__Text block__.
With these concepts in mind, taking part in aerial robotics is an outstanding way to learn or gain discipline. You must dedicate yourself to being mindful of consistently doing all that is needed to best produce successful and safe results in all possible ways.
Training and Education
A big part of staying safe while exploring multirotors is learning as much as possible about their technology and potential risks. New advances in small UAV technology in the areas of autonomous control and safety are being developed all the time, and staying up-to-date on these developments can keep your flights safe. However, we do not recommend relying on automated flight control modes. GPS locking and stabilization mode are fantastic features, but should any equipment fail to send or receive commands, a responsible operator knows how to take over manual flight of their aircraft. There’s no substitute for building your own level of content knowledge, experience, and practice time “on the sticks.”
Key Flight Safety Rules
Safe and responsible flight should always be your No. 1 concern when preparing to take to the air. Become familiar with the following items, and you will be well on your way to sharing the skies with those around you:
Always fly below 400 feet. Full-scale aircraft fly above 500 feet. This creates a 100-foot buffer zone in the airspace between manned and unmanned aircraft.
Fly your aircraft within line of sight (LOS). This means you are constantly able to see your aircraft while operating it. From our experience, looking at your aircraft in the same direction as the sun can make visibility difficult. Think about the time of day and desired direction where you will be stationed. Colored landing gear or LED lights help identify the front and back of the multirotor, which assists in maintaining your orientation. See the note below this section on safely flying using FPV goggles.
Join a local club for UAV or model aircraft enthusiasts. If that is not possible in your area, create your own MeetUp group to discuss safe and responsible developments on best practices of UAV flight.
Never fly within five miles of any airport, within three miles of large stadiums between an hour before and after events, and not at all in national parks or military bases. Check out this interactive map that identifies the no-fly zones.
Take a flight lesson. This will help to reinforce the principles of flight, and it will let you experience navigating the airspace from a full-scale pilot’s point of view. You may also be able to find a local course on operating small unmanned aircraft.
Always inspect your equipment to make sure every component is in proper working order prior to every flight.
Do it for fun! Don’t fly for commercial purposes without authorization from the FAA. You should have years of experience before this should be a concern, anyway. Insurance on your aircraft is not required for recreational use, but having it is a great idea. If you join the AMA flying club, limited insurance coverage is included in the membership. Insurance is a requirement for commercial use.

__Dataset records__.
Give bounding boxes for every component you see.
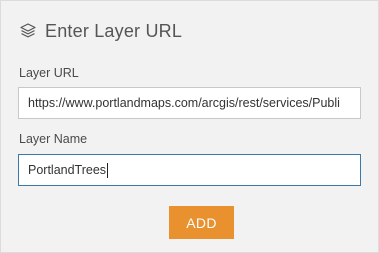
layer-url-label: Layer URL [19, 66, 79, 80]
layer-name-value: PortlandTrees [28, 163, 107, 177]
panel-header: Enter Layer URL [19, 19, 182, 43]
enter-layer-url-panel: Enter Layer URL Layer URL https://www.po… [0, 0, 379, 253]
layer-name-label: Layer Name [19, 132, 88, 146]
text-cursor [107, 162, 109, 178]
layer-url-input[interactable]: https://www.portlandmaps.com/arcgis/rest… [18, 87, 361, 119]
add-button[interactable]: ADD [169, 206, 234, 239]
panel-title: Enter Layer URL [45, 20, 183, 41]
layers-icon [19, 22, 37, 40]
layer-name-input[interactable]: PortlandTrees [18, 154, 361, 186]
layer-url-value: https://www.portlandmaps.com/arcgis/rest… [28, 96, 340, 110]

---

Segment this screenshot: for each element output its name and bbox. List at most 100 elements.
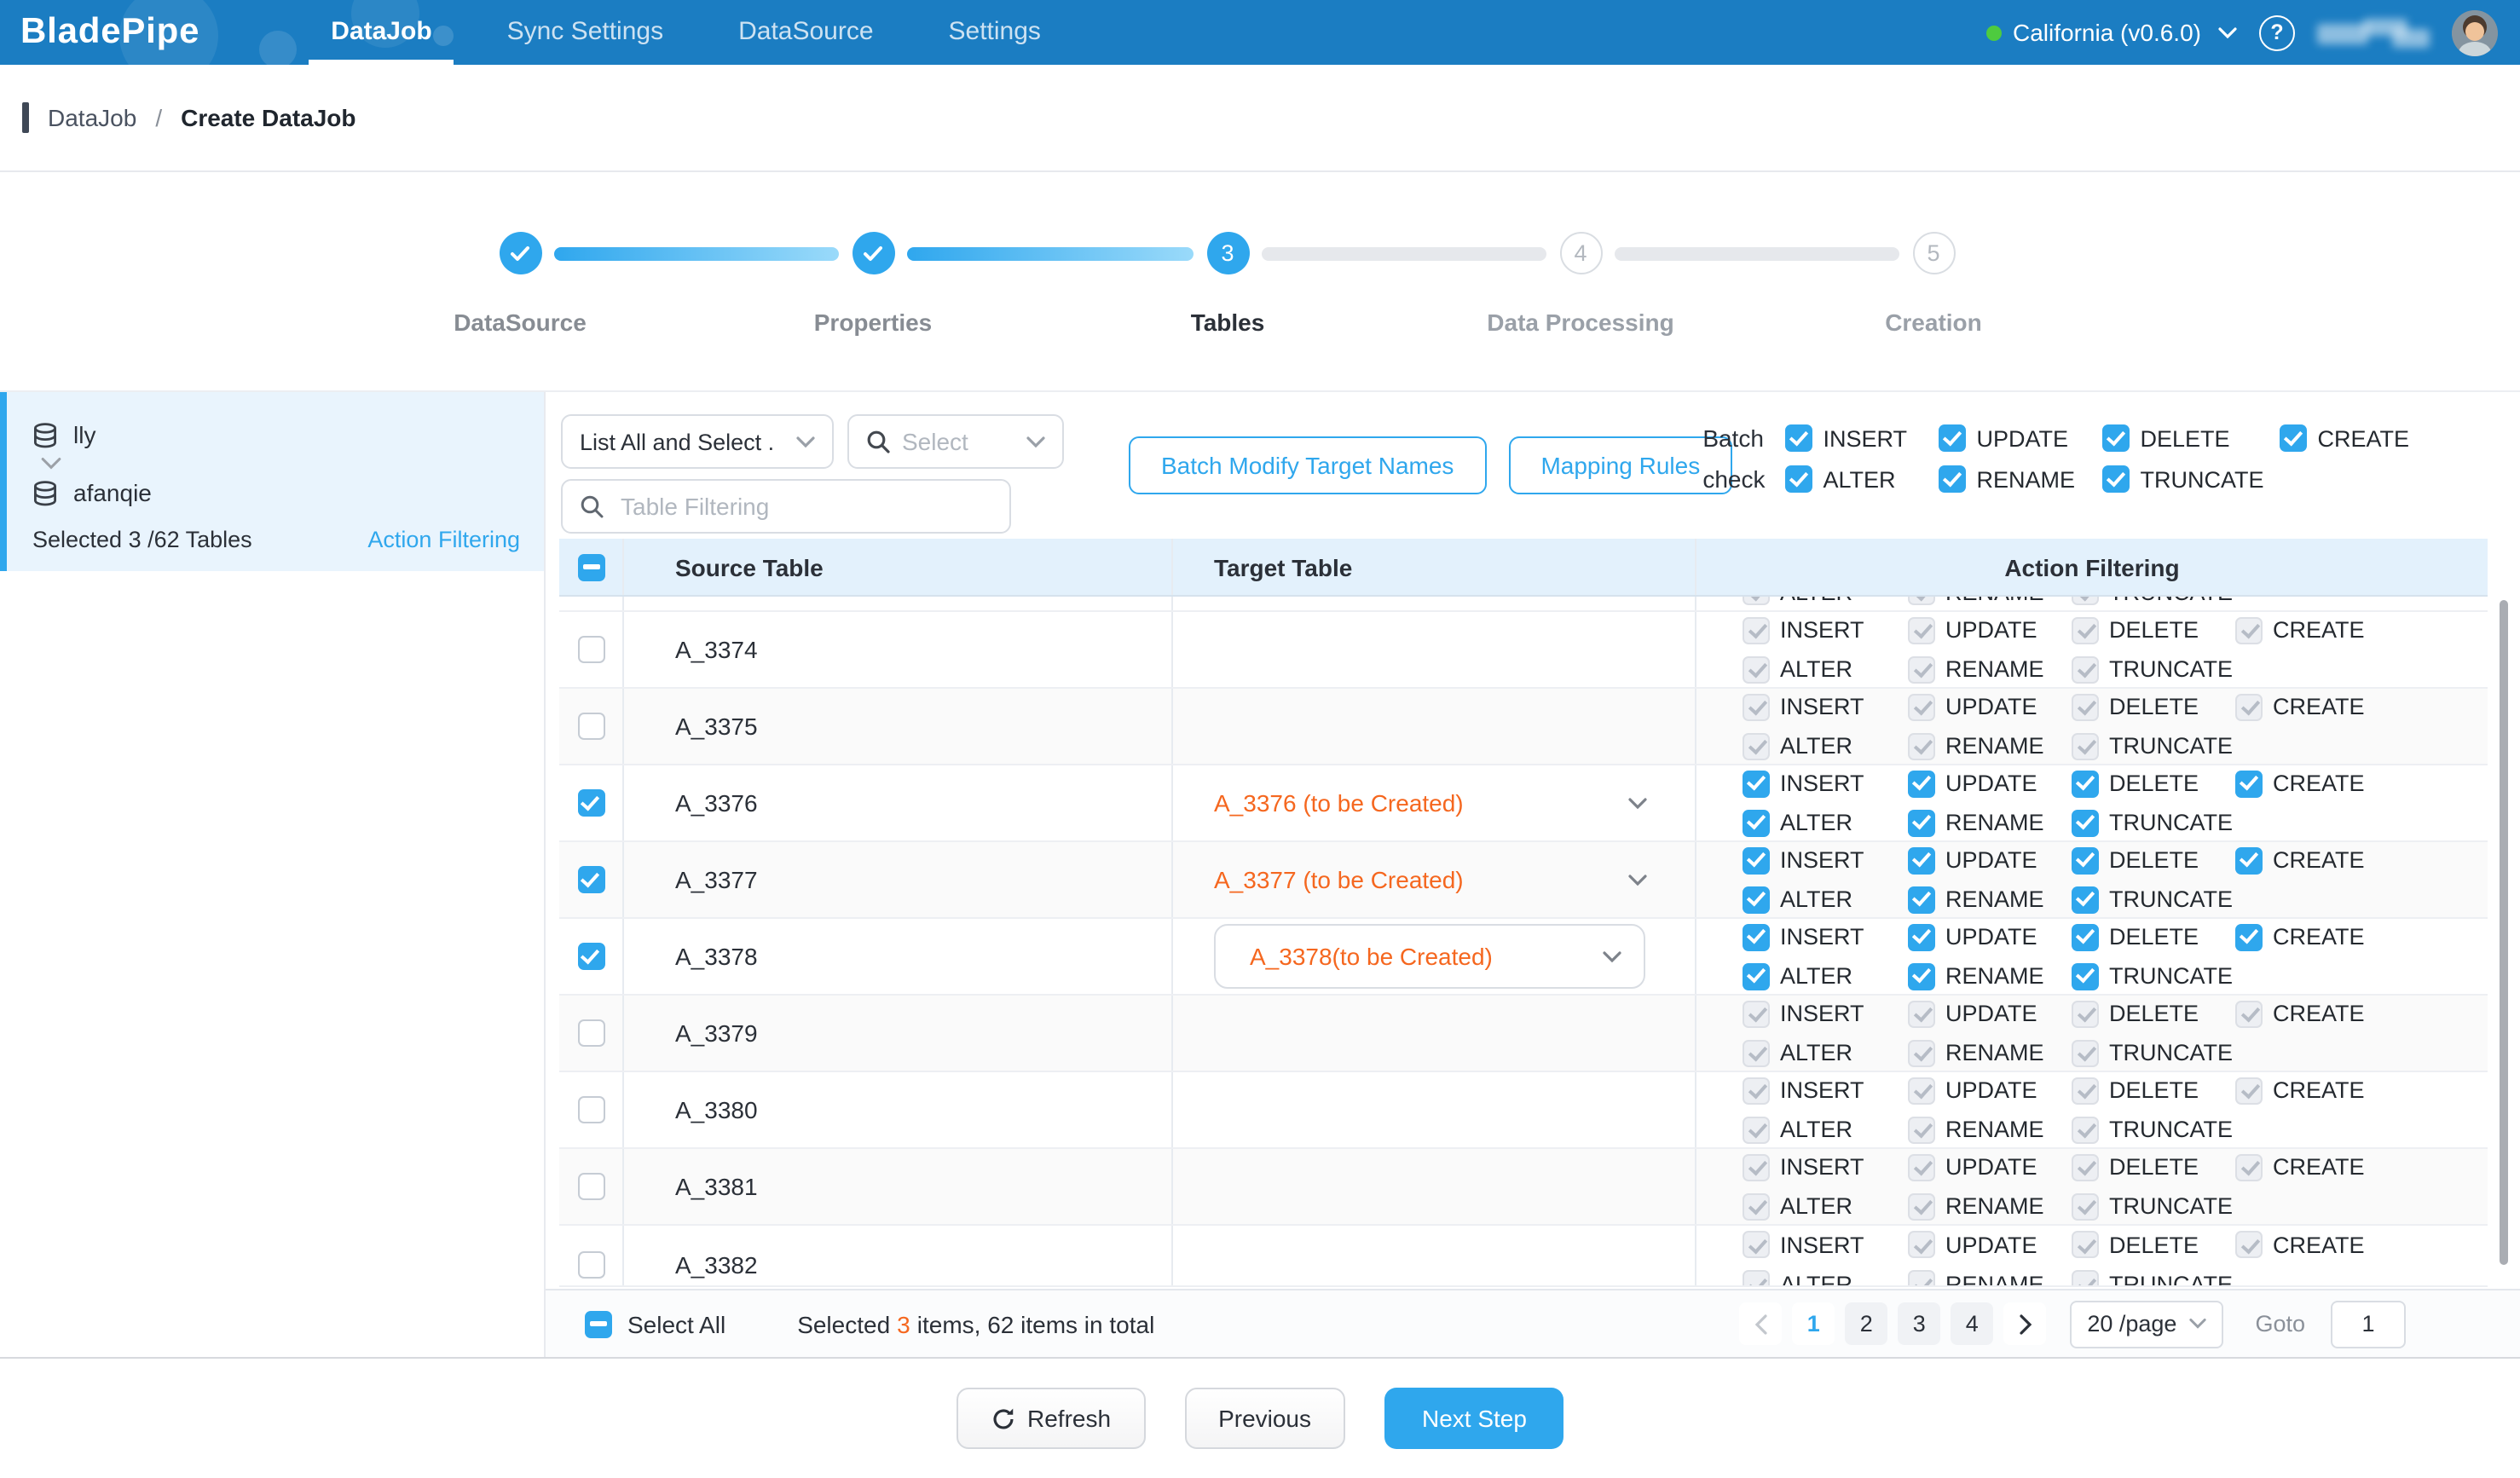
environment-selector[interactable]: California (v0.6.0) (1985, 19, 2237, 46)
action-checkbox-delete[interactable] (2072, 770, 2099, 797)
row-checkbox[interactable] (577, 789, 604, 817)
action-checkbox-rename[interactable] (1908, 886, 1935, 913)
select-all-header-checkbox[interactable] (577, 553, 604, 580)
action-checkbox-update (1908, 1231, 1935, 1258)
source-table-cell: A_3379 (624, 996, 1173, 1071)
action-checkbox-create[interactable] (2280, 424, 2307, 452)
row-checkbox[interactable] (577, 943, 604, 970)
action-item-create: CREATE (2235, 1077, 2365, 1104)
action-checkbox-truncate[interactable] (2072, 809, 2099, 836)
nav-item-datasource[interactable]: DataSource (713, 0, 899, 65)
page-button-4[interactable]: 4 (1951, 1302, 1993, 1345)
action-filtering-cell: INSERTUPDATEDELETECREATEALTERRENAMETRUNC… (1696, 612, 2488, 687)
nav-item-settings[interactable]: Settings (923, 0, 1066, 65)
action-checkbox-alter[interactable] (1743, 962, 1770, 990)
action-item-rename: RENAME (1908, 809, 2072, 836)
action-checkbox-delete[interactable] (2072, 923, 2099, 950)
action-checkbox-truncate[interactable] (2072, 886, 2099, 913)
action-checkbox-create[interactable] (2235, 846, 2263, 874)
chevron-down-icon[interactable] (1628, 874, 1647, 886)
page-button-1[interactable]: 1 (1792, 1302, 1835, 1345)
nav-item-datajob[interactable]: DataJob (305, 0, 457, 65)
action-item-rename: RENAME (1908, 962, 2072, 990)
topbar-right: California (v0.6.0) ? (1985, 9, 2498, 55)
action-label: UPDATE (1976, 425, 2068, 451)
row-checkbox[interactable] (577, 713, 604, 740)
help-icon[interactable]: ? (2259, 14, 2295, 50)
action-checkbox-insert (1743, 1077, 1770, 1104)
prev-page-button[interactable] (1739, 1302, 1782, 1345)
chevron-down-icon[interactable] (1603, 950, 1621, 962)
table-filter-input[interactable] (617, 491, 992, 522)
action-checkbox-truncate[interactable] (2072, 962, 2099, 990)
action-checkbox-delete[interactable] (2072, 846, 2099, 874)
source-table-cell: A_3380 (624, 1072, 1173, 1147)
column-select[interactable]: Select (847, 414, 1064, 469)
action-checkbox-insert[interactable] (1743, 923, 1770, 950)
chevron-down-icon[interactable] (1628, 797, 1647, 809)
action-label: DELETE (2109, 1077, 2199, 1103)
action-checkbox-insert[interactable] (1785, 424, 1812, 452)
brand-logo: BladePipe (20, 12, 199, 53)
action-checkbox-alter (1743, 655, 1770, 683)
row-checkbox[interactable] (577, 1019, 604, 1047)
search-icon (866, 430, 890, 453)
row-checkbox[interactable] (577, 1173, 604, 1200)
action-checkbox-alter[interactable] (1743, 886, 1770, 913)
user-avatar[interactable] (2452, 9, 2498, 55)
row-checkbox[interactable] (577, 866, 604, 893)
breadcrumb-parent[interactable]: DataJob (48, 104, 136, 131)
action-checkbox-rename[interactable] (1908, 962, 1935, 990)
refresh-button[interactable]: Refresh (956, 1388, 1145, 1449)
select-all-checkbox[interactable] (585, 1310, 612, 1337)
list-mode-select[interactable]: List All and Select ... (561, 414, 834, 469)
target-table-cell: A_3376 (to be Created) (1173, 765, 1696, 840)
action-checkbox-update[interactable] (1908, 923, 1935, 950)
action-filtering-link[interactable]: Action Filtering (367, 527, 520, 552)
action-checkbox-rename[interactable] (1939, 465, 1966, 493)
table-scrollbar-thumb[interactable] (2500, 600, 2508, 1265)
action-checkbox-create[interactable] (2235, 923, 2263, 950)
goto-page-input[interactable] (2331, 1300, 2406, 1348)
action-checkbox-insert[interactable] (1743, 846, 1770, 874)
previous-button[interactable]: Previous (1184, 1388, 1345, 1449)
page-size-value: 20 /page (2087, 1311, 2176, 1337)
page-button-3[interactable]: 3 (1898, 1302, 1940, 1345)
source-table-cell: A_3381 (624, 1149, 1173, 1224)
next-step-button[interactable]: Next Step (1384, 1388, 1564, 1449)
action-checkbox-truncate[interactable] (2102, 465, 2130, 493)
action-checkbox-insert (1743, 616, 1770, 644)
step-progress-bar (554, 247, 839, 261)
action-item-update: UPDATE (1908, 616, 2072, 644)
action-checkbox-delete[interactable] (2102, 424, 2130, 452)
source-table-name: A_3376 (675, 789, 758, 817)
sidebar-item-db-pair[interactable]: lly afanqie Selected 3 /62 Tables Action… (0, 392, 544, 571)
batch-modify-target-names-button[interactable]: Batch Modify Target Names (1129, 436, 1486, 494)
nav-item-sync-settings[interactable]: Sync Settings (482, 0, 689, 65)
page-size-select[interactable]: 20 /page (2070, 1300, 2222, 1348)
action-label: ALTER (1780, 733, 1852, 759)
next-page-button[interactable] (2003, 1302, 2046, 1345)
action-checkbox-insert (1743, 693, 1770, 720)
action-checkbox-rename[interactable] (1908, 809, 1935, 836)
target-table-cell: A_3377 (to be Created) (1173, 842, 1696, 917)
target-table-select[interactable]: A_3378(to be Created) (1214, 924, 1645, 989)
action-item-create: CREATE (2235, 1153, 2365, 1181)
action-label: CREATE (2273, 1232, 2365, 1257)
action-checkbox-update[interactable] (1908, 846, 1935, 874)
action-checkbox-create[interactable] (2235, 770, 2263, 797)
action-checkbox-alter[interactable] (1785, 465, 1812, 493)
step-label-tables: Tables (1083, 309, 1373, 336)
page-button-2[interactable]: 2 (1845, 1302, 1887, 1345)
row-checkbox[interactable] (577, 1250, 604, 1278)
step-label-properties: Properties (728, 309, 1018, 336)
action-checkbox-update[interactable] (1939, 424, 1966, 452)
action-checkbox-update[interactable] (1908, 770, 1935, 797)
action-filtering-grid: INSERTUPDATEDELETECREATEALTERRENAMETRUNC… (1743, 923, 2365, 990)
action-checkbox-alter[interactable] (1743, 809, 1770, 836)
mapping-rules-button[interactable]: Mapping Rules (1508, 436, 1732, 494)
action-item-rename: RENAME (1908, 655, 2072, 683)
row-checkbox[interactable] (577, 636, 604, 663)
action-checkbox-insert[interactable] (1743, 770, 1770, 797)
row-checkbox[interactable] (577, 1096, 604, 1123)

__Tasks to perform__.
- 1) Answer these questions using the multirotor safety text:
(a) What height should you always stay below when flying?
(b) How far from any airport should you stay?
(c) What comes with membership in the AMA flying club?
- 2) Write a continuation of the multirotor safety text, starting right after its last sentence.
The rows are separate material from the multirotor safety text.

__Answer set__.
- 1)
(a) 400 feet
(b) Five miles
(c) Limited insurance coverage

- 2)
Never fly recklessly. Not only is it dangerous, and disrespectful to the people and property in the area, but you may be issued a citation and a hefty fine. Fly safely.
Many multirotor enthusiasts love to fly first-person view (FPV) using video goggles that give the pilot the sense of sitting in the cockpit. A small camera mounted to the front of the UAV allows for a real-time view from the perspective of the drone. FPV flight is growing fast in popularity thanks to organized, competitive minidrone racing. Here are some tips:
Bring a friend with you to act as a spotter. You need someone to be your second set of eyes to keep the copter within line of sight and alert you to anything that may interfere with your flight path.
Clearly communicate what video channel/frequency you are using with any other FPV flyers nearby to avoid interference in your reception and visibility.
Go to a wide-open, secluded location away from people, property, roads, and power lines.
Avoid bringing children or pets out to the FPV flying field area because they may unknowingly enter your flight path.
Follow all of the other safety guidelines outlined in the previous section.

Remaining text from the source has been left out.